## Instruction
Transcribe the data that follows precisely, omitting nothing.

## Provided entries
☆ ☆ ☆ ☆

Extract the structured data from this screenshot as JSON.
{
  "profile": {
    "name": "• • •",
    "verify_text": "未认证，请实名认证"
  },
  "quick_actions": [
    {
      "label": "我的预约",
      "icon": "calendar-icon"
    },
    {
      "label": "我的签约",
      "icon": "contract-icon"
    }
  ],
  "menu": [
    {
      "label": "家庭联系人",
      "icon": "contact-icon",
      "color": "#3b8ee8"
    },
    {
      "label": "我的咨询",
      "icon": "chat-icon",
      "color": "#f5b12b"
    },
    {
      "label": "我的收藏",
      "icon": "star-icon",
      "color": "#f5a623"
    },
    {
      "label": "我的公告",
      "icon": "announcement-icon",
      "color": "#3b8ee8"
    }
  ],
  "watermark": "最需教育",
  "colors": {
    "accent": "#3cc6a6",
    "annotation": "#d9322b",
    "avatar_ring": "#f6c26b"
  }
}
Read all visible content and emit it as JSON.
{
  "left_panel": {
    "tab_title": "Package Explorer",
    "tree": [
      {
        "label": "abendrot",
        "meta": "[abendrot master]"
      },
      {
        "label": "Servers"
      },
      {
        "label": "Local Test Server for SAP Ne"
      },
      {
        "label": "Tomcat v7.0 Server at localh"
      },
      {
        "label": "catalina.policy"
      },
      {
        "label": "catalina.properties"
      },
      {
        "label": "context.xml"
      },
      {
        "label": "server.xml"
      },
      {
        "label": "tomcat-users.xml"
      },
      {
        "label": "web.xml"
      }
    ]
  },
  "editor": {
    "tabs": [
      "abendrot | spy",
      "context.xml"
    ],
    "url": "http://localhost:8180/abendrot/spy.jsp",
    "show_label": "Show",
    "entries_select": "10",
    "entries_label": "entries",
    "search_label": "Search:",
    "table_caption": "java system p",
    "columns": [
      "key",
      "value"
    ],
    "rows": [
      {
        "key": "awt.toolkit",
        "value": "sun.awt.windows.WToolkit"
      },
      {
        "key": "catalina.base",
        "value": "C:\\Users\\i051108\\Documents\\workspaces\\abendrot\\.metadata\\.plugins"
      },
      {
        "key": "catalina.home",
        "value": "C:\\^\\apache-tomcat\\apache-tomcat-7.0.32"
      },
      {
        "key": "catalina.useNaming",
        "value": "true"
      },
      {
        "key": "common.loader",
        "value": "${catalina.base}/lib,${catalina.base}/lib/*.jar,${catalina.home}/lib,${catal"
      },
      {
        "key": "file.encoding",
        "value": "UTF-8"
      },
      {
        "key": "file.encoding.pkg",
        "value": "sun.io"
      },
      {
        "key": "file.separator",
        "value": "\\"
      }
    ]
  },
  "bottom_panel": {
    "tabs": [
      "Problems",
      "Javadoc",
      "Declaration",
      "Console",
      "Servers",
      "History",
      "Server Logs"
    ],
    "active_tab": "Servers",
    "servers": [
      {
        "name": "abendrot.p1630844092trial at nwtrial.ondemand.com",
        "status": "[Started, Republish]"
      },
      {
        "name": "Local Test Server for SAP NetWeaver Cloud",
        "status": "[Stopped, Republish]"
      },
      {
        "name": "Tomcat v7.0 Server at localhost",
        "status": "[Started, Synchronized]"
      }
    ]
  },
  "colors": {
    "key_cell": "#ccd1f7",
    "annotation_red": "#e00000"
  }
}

☆ ☆ ☆ ☆

## Response below
Extract the structured data from this screenshot as JSON.
{
  "profile": {
    "name": "• • •",
    "verify_text": "未认证，请实名认证"
  },
  "quick_actions": [
    {
      "label": "我的预约",
      "icon": "calendar-icon"
    },
    {
      "label": "我的签约",
      "icon": "contract-icon"
    }
  ],
  "menu": [
    {
      "label": "家庭联系人",
      "icon": "contact-icon",
      "color": "#3b8ee8"
    },
    {
      "label": "我的咨询",
      "icon": "chat-icon",
      "color": "#f5b12b"
    },
    {
      "label": "我的收藏",
      "icon": "star-icon",
      "color": "#f5a623"
    },
    {
      "label": "我的公告",
      "icon": "announcement-icon",
      "color": "#3b8ee8"
    }
  ],
  "watermark": "最需教育",
  "colors": {
    "accent": "#3cc6a6",
    "annotation": "#d9322b",
    "avatar_ring": "#f6c26b"
  }
}
Read all visible content and emit it as JSON.
{
  "left_panel": {
    "tab_title": "Package Explorer",
    "tree": [
      {
        "label": "abendrot",
        "meta": "[abendrot master]"
      },
      {
        "label": "Servers"
      },
      {
        "label": "Local Test Server for SAP Ne"
      },
      {
        "label": "Tomcat v7.0 Server at localh"
      },
      {
        "label": "catalina.policy"
      },
      {
        "label": "catalina.properties"
      },
      {
        "label": "context.xml"
      },
      {
        "label": "server.xml"
      },
      {
        "label": "tomcat-users.xml"
      },
      {
        "label": "web.xml"
      }
    ]
  },
  "editor": {
    "tabs": [
      "abendrot | spy",
      "context.xml"
    ],
    "url": "http://localhost:8180/abendrot/spy.jsp",
    "show_label": "Show",
    "entries_select": "10",
    "entries_label": "entries",
    "search_label": "Search:",
    "table_caption": "java system p",
    "columns": [
      "key",
      "value"
    ],
    "rows": [
      {
        "key": "awt.toolkit",
        "value": "sun.awt.windows.WToolkit"
      },
      {
        "key": "catalina.base",
        "value": "C:\\Users\\i051108\\Documents\\workspaces\\abendrot\\.metadata\\.plugins"
      },
      {
        "key": "catalina.home",
        "value": "C:\\^\\apache-tomcat\\apache-tomcat-7.0.32"
      },
      {
        "key": "catalina.useNaming",
        "value": "true"
      },
      {
        "key": "common.loader",
        "value": "${catalina.base}/lib,${catalina.base}/lib/*.jar,${catalina.home}/lib,${catal"
      },
      {
        "key": "file.encoding",
        "value": "UTF-8"
      },
      {
        "key": "file.encoding.pkg",
        "value": "sun.io"
      },
      {
        "key": "file.separator",
        "value": "\\"
      }
    ]
  },
  "bottom_panel": {
    "tabs": [
      "Problems",
      "Javadoc",
      "Declaration",
      "Console",
      "Servers",
      "History",
      "Server Logs"
    ],
    "active_tab": "Servers",
    "servers": [
      {
        "name": "abendrot.p1630844092trial at nwtrial.ondemand.com",
        "status": "[Started, Republish]"
      },
      {
        "name": "Local Test Server for SAP NetWeaver Cloud",
        "status": "[Stopped, Republish]"
      },
      {
        "name": "Tomcat v7.0 Server at localhost",
        "status": "[Started, Synchronized]"
      }
    ]
  },
  "colors": {
    "key_cell": "#ccd1f7",
    "annotation_red": "#e00000"
  }
}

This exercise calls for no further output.